-- Opening Marker --
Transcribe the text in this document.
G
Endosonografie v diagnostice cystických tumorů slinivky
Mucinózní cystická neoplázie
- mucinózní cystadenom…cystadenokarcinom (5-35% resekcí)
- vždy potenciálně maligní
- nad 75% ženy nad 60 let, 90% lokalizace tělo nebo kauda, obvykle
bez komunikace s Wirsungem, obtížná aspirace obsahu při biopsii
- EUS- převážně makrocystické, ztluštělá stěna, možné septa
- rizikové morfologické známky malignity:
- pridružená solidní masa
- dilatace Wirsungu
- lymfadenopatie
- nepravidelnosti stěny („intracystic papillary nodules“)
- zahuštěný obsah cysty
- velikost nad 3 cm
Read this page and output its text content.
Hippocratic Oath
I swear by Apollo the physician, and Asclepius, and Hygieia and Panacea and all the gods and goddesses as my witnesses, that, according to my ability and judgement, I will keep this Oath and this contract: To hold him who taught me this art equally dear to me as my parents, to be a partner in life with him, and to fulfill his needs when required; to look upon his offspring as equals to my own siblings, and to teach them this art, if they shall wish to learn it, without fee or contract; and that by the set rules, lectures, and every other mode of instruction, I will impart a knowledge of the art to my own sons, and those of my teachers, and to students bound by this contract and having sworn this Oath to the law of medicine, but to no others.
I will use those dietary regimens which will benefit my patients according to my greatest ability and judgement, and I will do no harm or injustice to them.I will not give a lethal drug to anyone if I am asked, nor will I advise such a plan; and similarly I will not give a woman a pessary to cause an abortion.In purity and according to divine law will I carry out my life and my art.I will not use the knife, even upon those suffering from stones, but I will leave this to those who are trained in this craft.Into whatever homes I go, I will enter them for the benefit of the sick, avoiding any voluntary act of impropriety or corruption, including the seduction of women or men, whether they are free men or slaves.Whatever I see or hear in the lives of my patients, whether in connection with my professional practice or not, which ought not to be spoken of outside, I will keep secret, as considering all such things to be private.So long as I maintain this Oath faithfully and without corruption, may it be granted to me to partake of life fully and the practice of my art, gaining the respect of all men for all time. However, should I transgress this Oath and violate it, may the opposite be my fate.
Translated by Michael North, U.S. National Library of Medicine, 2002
-- Closing Marker --
■ TASK PROMPT
Print each entry precisely. Include every line.

■ WORKED SOLUTION
Transcribe the text in this document.
G
Endosonografie v diagnostice cystických tumorů slinivky
Mucinózní cystická neoplázie
- mucinózní cystadenom…cystadenokarcinom (5-35% resekcí)
- vždy potenciálně maligní
- nad 75% ženy nad 60 let, 90% lokalizace tělo nebo kauda, obvykle
bez komunikace s Wirsungem, obtížná aspirace obsahu při biopsii
- EUS- převážně makrocystické, ztluštělá stěna, možné septa
- rizikové morfologické známky malignity:
- pridružená solidní masa
- dilatace Wirsungu
- lymfadenopatie
- nepravidelnosti stěny („intracystic papillary nodules“)
- zahuštěný obsah cysty
- velikost nad 3 cm
Read this page and output its text content.
Hippocratic Oath
I swear by Apollo the physician, and Asclepius, and Hygieia and Panacea and all the gods and goddesses as my witnesses, that, according to my ability and judgement, I will keep this Oath and this contract: To hold him who taught me this art equally dear to me as my parents, to be a partner in life with him, and to fulfill his needs when required; to look upon his offspring as equals to my own siblings, and to teach them this art, if they shall wish to learn it, without fee or contract; and that by the set rules, lectures, and every other mode of instruction, I will impart a knowledge of the art to my own sons, and those of my teachers, and to students bound by this contract and having sworn this Oath to the law of medicine, but to no others.
I will use those dietary regimens which will benefit my patients according to my greatest ability and judgement, and I will do no harm or injustice to them.I will not give a lethal drug to anyone if I am asked, nor will I advise such a plan; and similarly I will not give a woman a pessary to cause an abortion.In purity and according to divine law will I carry out my life and my art.I will not use the knife, even upon those suffering from stones, but I will leave this to those who are trained in this craft.Into whatever homes I go, I will enter them for the benefit of the sick, avoiding any voluntary act of impropriety or corruption, including the seduction of women or men, whether they are free men or slaves.Whatever I see or hear in the lives of my patients, whether in connection with my professional practice or not, which ought not to be spoken of outside, I will keep secret, as considering all such things to be private.So long as I maintain this Oath faithfully and without corruption, may it be granted to me to partake of life fully and the practice of my art, gaining the respect of all men for all time. However, should I transgress this Oath and violate it, may the opposite be my fate.
Translated by Michael North, U.S. National Library of Medicine, 2002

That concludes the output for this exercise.